(Dataset entries)
= = = =

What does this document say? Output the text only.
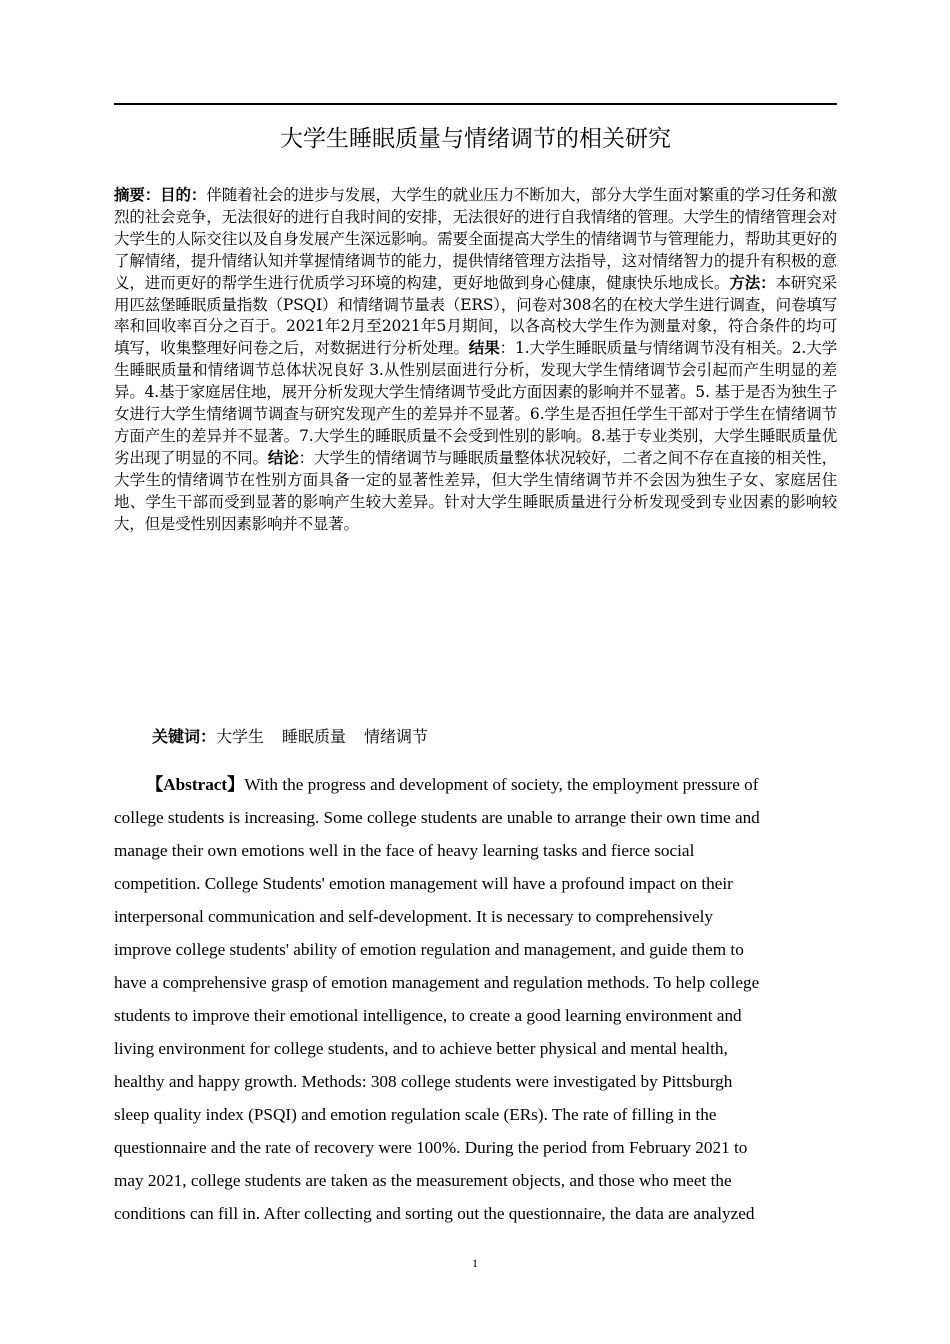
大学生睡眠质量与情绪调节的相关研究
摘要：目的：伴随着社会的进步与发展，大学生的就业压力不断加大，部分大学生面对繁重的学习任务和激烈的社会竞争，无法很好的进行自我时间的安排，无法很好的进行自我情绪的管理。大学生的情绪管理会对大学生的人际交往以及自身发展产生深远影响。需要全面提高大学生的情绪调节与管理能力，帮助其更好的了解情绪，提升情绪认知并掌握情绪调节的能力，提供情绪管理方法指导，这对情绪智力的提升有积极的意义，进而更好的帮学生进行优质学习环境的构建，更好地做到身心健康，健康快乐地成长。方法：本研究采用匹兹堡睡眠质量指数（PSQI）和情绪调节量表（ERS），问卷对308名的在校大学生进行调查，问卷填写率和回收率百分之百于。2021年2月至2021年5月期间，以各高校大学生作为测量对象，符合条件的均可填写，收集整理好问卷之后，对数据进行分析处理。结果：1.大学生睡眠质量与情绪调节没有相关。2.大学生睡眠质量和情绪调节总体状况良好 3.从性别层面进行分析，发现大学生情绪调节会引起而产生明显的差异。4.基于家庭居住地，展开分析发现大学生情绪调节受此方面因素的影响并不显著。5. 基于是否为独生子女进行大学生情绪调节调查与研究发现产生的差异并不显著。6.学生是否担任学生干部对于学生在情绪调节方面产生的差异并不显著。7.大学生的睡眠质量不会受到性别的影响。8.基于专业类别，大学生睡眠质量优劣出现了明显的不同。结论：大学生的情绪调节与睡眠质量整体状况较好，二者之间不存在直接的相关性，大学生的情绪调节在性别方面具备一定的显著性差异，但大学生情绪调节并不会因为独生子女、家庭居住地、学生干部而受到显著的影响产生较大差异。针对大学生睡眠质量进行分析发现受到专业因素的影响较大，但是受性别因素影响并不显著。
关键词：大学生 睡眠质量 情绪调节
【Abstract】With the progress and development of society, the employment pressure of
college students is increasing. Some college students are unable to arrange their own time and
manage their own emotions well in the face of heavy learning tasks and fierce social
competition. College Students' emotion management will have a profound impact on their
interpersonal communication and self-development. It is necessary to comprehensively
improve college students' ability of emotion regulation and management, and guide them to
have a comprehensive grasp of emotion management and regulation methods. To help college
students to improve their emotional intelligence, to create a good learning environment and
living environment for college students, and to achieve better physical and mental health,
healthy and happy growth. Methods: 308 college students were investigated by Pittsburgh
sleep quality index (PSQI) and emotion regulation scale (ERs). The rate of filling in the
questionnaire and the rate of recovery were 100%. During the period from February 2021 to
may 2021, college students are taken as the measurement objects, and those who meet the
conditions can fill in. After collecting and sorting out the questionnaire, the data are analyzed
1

= = = =

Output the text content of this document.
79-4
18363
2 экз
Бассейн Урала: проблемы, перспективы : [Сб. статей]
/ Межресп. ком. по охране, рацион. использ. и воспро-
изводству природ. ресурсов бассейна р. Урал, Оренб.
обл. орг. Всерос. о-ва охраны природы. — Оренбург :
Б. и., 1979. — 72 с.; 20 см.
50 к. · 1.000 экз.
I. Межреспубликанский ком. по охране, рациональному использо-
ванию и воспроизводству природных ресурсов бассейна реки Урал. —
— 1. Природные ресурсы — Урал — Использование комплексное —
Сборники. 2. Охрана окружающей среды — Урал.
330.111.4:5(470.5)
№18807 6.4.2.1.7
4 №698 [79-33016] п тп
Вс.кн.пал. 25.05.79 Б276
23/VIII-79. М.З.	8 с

= = = =

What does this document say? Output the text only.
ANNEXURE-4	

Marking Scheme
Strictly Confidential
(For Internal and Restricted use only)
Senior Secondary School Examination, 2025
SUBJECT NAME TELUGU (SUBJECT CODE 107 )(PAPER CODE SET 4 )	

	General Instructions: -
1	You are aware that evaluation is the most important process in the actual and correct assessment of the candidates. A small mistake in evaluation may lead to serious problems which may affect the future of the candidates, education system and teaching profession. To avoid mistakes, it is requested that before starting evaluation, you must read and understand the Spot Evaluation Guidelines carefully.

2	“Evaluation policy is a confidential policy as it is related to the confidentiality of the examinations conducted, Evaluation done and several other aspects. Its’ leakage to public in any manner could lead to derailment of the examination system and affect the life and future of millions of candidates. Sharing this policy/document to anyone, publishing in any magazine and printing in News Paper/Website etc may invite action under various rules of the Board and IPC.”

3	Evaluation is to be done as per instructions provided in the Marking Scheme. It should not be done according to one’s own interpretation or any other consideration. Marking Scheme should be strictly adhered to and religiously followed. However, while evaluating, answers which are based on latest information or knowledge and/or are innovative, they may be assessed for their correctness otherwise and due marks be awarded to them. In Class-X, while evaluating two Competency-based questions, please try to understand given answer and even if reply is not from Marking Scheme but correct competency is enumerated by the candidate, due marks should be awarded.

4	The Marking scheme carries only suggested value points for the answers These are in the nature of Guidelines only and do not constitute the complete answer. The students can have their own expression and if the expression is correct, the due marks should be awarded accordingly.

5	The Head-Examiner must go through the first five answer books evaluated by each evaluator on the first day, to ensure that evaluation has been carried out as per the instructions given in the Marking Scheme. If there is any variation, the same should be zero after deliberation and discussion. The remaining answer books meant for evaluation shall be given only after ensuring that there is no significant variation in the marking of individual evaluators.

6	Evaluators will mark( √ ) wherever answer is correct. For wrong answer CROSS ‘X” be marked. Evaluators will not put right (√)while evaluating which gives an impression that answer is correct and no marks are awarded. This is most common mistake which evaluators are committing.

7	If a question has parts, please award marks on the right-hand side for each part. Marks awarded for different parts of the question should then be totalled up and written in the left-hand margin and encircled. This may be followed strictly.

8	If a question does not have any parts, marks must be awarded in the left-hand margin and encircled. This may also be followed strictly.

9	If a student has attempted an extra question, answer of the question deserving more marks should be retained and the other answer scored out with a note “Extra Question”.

= = = =

How many of the lines above include the string "environment"? Answer with the number only.

EXERCISE RESPONSE: 2